= Task to complete =
Report, word for word, every line of the material that contains "MUTATED".

==========

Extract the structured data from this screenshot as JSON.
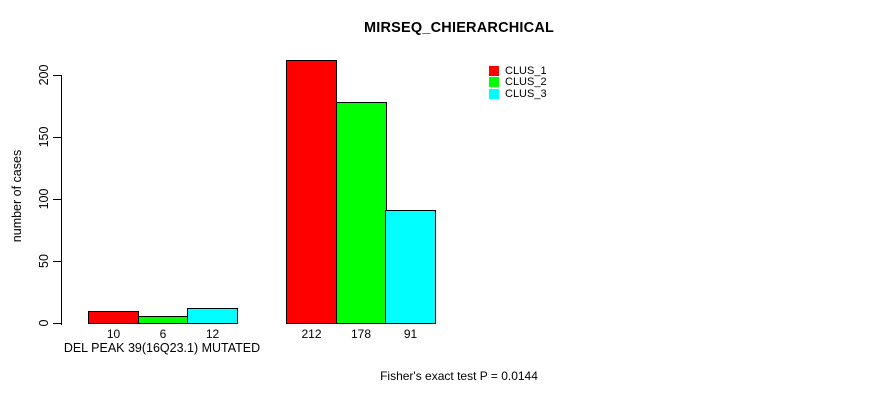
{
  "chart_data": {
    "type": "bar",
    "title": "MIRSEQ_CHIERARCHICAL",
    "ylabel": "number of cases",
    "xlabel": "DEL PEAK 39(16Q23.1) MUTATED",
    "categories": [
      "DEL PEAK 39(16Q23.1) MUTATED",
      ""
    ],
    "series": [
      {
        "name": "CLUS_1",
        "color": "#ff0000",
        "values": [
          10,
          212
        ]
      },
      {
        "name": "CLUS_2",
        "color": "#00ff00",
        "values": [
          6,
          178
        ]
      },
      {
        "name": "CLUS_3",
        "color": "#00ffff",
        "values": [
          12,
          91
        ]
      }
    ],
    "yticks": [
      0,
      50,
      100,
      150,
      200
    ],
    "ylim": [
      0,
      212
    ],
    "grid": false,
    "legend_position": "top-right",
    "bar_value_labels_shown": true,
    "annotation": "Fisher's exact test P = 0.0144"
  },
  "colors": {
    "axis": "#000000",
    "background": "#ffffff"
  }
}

==========

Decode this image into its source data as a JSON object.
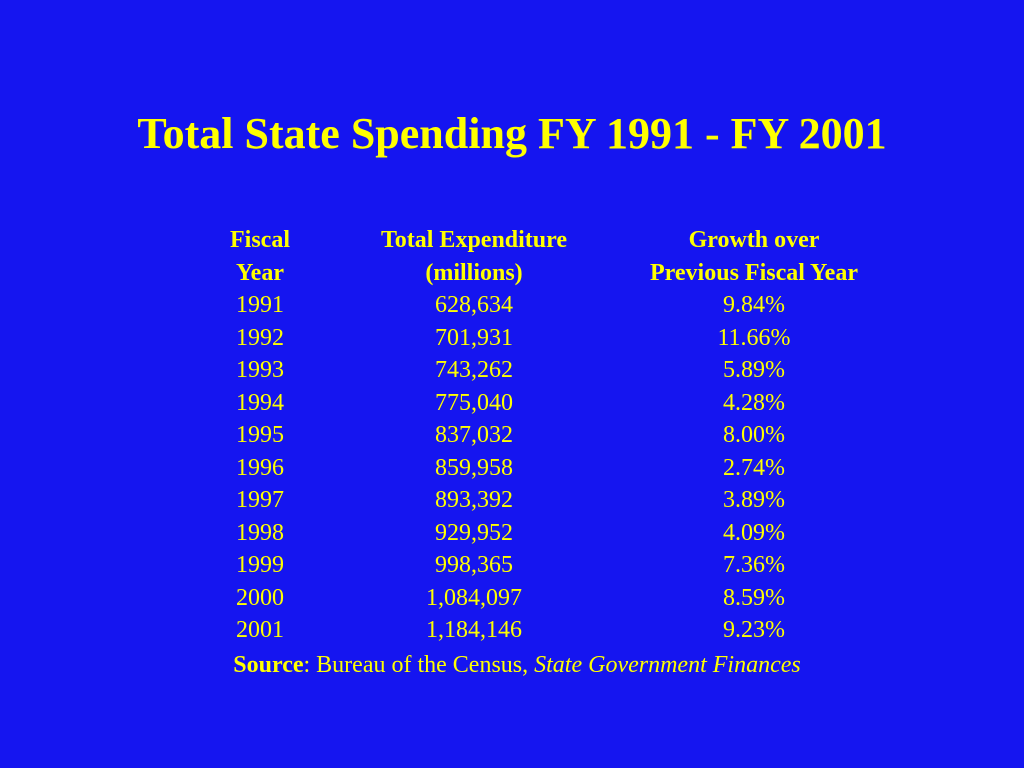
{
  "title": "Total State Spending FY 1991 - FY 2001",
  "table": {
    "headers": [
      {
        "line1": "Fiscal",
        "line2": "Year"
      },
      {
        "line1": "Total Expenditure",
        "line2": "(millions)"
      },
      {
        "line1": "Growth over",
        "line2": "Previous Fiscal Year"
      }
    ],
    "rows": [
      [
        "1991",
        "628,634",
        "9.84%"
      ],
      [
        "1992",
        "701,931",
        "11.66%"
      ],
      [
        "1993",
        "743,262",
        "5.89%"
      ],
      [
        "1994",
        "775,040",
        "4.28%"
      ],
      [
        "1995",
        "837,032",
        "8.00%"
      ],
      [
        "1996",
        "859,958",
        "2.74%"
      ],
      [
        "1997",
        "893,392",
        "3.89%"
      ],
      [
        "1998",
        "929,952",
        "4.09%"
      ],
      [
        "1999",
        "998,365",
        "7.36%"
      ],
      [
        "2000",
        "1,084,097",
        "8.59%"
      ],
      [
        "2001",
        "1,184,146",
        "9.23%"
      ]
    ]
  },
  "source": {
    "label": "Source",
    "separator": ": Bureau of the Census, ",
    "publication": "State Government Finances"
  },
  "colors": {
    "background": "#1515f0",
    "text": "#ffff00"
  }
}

==========

= Exercise response =
    "xlabel": "DEL PEAK 39(16Q23.1) MUTATED",
      "DEL PEAK 39(16Q23.1) MUTATED",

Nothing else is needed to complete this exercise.